Task prompt.
Render every line of the data below as a row in a Markdown table with the columns "No." and "Line", leaving out any blank lines.

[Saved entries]
════
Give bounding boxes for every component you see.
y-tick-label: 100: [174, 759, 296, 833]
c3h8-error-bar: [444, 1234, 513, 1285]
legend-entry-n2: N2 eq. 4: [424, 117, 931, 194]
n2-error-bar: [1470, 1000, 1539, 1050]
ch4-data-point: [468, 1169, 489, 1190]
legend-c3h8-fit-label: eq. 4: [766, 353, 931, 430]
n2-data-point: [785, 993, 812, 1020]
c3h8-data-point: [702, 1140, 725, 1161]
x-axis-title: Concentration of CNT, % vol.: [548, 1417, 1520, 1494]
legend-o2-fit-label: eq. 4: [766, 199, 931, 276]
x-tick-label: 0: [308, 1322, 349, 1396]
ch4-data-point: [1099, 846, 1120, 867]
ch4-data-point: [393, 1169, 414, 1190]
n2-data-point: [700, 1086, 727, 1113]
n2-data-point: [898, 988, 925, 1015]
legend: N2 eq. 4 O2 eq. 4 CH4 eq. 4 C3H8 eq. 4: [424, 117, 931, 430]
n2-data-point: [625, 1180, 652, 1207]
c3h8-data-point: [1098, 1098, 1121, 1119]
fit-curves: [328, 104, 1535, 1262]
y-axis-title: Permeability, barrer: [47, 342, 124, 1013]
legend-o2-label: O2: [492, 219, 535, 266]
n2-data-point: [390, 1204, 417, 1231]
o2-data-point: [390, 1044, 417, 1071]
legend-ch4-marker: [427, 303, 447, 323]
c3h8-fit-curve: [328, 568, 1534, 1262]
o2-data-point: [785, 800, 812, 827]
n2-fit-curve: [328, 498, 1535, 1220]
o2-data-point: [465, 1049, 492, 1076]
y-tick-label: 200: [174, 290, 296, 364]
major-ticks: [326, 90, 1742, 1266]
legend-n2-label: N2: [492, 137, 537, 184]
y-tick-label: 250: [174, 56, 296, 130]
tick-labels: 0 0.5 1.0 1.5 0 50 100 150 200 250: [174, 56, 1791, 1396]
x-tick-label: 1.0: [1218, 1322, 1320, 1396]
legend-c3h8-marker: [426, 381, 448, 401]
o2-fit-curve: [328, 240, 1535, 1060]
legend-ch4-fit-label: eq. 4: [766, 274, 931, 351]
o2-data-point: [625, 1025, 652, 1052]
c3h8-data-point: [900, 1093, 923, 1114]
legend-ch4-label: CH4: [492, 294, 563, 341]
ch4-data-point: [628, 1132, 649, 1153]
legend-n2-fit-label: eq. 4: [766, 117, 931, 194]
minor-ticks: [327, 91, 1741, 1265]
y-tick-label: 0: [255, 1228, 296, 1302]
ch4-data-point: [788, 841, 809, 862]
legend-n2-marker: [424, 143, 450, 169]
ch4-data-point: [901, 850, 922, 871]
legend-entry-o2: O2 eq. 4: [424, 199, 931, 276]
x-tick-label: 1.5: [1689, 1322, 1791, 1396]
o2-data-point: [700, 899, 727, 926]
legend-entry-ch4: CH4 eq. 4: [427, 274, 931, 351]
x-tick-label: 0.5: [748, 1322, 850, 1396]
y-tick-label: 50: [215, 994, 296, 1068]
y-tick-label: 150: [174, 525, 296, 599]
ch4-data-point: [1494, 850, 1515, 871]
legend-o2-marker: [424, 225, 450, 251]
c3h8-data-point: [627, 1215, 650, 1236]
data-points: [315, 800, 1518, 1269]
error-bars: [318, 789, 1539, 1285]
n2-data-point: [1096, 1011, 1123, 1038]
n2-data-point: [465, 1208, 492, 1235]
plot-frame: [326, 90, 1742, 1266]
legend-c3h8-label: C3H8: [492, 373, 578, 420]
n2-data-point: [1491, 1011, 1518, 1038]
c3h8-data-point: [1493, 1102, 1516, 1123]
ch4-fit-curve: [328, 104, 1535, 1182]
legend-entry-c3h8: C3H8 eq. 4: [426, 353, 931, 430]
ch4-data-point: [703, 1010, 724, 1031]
════
Exercise response.
| No. | Line |
|---|---|
| 1 | Give bounding boxes for every component you see. |
| 2 | y-tick-label: 100: [174, 759, 296, 833] |
| 3 | c3h8-error-bar: [444, 1234, 513, 1285] |
| 4 | legend-entry-n2: N2 eq. 4: [424, 117, 931, 194] |
| 5 | n2-error-bar: [1470, 1000, 1539, 1050] |
| 6 | ch4-data-point: [468, 1169, 489, 1190] |
| 7 | legend-c3h8-fit-label: eq. 4: [766, 353, 931, 430] |
| 8 | n2-data-point: [785, 993, 812, 1020] |
| 9 | c3h8-data-point: [702, 1140, 725, 1161] |
| 10 | x-axis-title: Concentration of CNT, % vol.: [548, 1417, 1520, 1494] |
| 11 | legend-o2-fit-label: eq. 4: [766, 199, 931, 276] |
| 12 | x-tick-label: 0: [308, 1322, 349, 1396] |
| 13 | ch4-data-point: [1099, 846, 1120, 867] |
| 14 | ch4-data-point: [393, 1169, 414, 1190] |
| 15 | n2-data-point: [700, 1086, 727, 1113] |
| 16 | n2-data-point: [898, 988, 925, 1015] |
| 17 | legend: N2 eq. 4 O2 eq. 4 CH4 eq. 4 C3H8 eq. 4: [424, 117, 931, 430] |
| 18 | n2-data-point: [625, 1180, 652, 1207] |
| 19 | c3h8-data-point: [1098, 1098, 1121, 1119] |
| 20 | fit-curves: [328, 104, 1535, 1262] |
| 21 | y-axis-title: Permeability, barrer: [47, 342, 124, 1013] |
| 22 | legend-o2-label: O2: [492, 219, 535, 266] |
| 23 | n2-data-point: [390, 1204, 417, 1231] |
| 24 | o2-data-point: [390, 1044, 417, 1071] |
| 25 | legend-ch4-marker: [427, 303, 447, 323] |
| 26 | c3h8-fit-curve: [328, 568, 1534, 1262] |
| 27 | o2-data-point: [785, 800, 812, 827] |
| 28 | n2-fit-curve: [328, 498, 1535, 1220] |
| 29 | o2-data-point: [465, 1049, 492, 1076] |
| 30 | y-tick-label: 200: [174, 290, 296, 364] |
| 31 | major-ticks: [326, 90, 1742, 1266] |
| 32 | legend-n2-label: N2: [492, 137, 537, 184] |
| 33 | y-tick-label: 250: [174, 56, 296, 130] |
| 34 | tick-labels: 0 0.5 1.0 1.5 0 50 100 150 200 250: [174, 56, 1791, 1396] |
| 35 | x-tick-label: 1.0: [1218, 1322, 1320, 1396] |
| 36 | legend-c3h8-marker: [426, 381, 448, 401] |
| 37 | o2-fit-curve: [328, 240, 1535, 1060] |
| 38 | legend-ch4-fit-label: eq. 4: [766, 274, 931, 351] |
| 39 | o2-data-point: [625, 1025, 652, 1052] |
| 40 | c3h8-data-point: [900, 1093, 923, 1114] |
| 41 | legend-ch4-label: CH4: [492, 294, 563, 341] |
| 42 | ch4-data-point: [628, 1132, 649, 1153] |
| 43 | legend-n2-fit-label: eq. 4: [766, 117, 931, 194] |
| 44 | minor-ticks: [327, 91, 1741, 1265] |
| 45 | y-tick-label: 0: [255, 1228, 296, 1302] |
| 46 | ch4-data-point: [788, 841, 809, 862] |
| 47 | legend-n2-marker: [424, 143, 450, 169] |
| 48 | ch4-data-point: [901, 850, 922, 871] |
| 49 | legend-entry-o2: O2 eq. 4: [424, 199, 931, 276] |
| 50 | x-tick-label: 1.5: [1689, 1322, 1791, 1396] |
| 51 | o2-data-point: [700, 899, 727, 926] |
| 52 | legend-entry-ch4: CH4 eq. 4: [427, 274, 931, 351] |
| 53 | x-tick-label: 0.5: [748, 1322, 850, 1396] |
| 54 | y-tick-label: 50: [215, 994, 296, 1068] |
| 55 | y-tick-label: 150: [174, 525, 296, 599] |
| 56 | ch4-data-point: [1494, 850, 1515, 871] |
| 57 | legend-o2-marker: [424, 225, 450, 251] |
| 58 | c3h8-data-point: [627, 1215, 650, 1236] |
| 59 | data-points: [315, 800, 1518, 1269] |
| 60 | error-bars: [318, 789, 1539, 1285] |
| 61 | n2-data-point: [1096, 1011, 1123, 1038] |
| 62 | n2-data-point: [465, 1208, 492, 1235] |
| 63 | plot-frame: [326, 90, 1742, 1266] |
| 64 | legend-c3h8-label: C3H8: [492, 373, 578, 420] |
| 65 | n2-data-point: [1491, 1011, 1518, 1038] |
| 66 | c3h8-data-point: [1493, 1102, 1516, 1123] |
| 67 | ch4-fit-curve: [328, 104, 1535, 1182] |
| 68 | legend-entry-c3h8: C3H8 eq. 4: [426, 353, 931, 430] |
| 69 | ch4-data-point: [703, 1010, 724, 1031] |